• _TASK GOAL_
Restate each of the lines below word for word and drop every picture.

• _TASK MATERIAL_
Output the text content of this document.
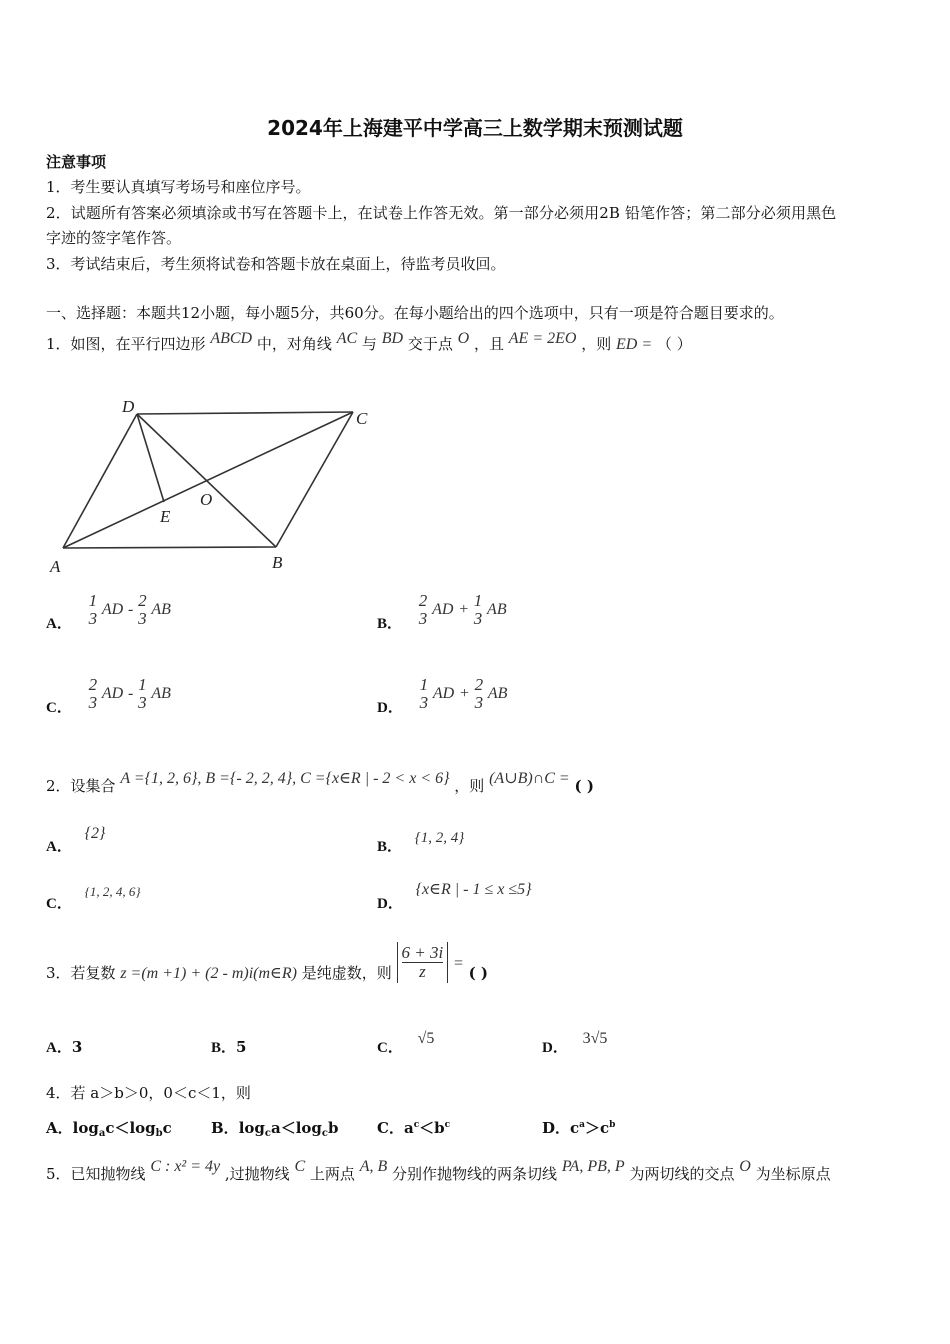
2024年上海建平中学高三上数学期末预测试题
注意事项
1．考生要认真填写考场号和座位序号。
2．试题所有答案必须填涂或书写在答题卡上，在试卷上作答无效。第一部分必须用2B 铅笔作答；第二部分必须用黑色
字迹的签字笔作答。
3．考试结束后，考生须将试卷和答题卡放在桌面上，待监考员收回。
一、选择题：本题共12小题，每小题5分，共60分。在每小题给出的四个选项中，只有一项是符合题目要求的。
1．如图，在平行四边形 ABCD 中，对角线 AC 与 BD 交于点 O ，且 AE = 2EO ，则 ED = （ ）
A	B
C
D
E
O
A．
1
3 AD - 2
3 AB
B．
2
3 AD + 1
3 AB
C．
2
3 AD - 1
3 AB
D．
1
3 AD + 2
3 AB
2．设集合 A ={1, 2, 6}, B ={- 2, 2, 4}, C ={x∈R | - 2 < x < 6} ，则 (A∪B)∩C = ( )
A． {2}
B． {1, 2, 4}
C． {1, 2, 4, 6}
D． {x∈R | - 1 ≤ x ≤5}
3．若复数 z =(m +1) + (2 - m)i(m∈R) 是纯虚数，则 $\frac{6 + 3i}{z}$ = ( )
A．3	B．5	C． √5
D． 3√5
4．若 a＞b＞0，0＜c＜1，则
A．$\log_ac<\log_bc$	B．$\log_ca<\log_cb$	C．$a^c<b^c$	D．$c^a>c^b$
5．已知抛物线 C : x² = 4y ,过抛物线 C 上两点 A, B 分别作抛物线的两条切线 PA, PB, P 为两切线的交点 O 为坐标原点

• _REPLY_
Output the text content of this document.
2024年上海建平中学高三上数学期末预测试题
注意事项
1．考生要认真填写考场号和座位序号。
2．试题所有答案必须填涂或书写在答题卡上，在试卷上作答无效。第一部分必须用2B 铅笔作答；第二部分必须用黑色
字迹的签字笔作答。
3．考试结束后，考生须将试卷和答题卡放在桌面上，待监考员收回。
一、选择题：本题共12小题，每小题5分，共60分。在每小题给出的四个选项中，只有一项是符合题目要求的。
1．如图，在平行四边形 ABCD 中，对角线 AC 与 BD 交于点 O ，且 AE = 2EO ，则 ED = （ ）
A	B
C
D
E
O
A．
1
3 AD - 2
3 AB
B．
2
3 AD + 1
3 AB
C．
2
3 AD - 1
3 AB
D．
1
3 AD + 2
3 AB
2．设集合 A ={1, 2, 6}, B ={- 2, 2, 4}, C ={x∈R | - 2 < x < 6} ，则 (A∪B)∩C = ( )
A． {2}
B． {1, 2, 4}
C． {1, 2, 4, 6}
D． {x∈R | - 1 ≤ x ≤5}
3．若复数 z =(m +1) + (2 - m)i(m∈R) 是纯虚数，则 $\frac{6 + 3i}{z}$ = ( )
A．3	B．5	C． √5
D． 3√5
4．若 a＞b＞0，0＜c＜1，则
A．$\log_ac<\log_bc$	B．$\log_ca<\log_cb$	C．$a^c<b^c$	D．$c^a>c^b$
5．已知抛物线 C : x² = 4y ,过抛物线 C 上两点 A, B 分别作抛物线的两条切线 PA, PB, P 为两切线的交点 O 为坐标原点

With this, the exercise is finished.